**Provided entries:**
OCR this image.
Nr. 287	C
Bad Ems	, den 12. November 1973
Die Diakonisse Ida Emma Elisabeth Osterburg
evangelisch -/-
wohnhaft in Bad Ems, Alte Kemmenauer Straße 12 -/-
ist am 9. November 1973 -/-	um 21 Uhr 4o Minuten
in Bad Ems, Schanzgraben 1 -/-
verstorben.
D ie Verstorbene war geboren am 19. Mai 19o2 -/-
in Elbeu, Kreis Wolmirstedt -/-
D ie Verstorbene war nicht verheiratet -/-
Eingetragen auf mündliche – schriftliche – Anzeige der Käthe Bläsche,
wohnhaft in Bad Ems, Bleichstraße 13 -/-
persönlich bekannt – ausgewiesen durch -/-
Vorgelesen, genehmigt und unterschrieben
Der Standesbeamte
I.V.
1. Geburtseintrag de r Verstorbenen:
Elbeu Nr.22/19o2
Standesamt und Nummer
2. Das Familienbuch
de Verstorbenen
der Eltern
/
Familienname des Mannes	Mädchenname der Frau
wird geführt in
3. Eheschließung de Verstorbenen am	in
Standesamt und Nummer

**Aim:**
Gather every line from the listing above in which "Elbeu" appears, and copy those lines.

**Exercise answer:**
in Elbeu, Kreis Wolmirstedt -/-
Elbeu Nr.22/19o2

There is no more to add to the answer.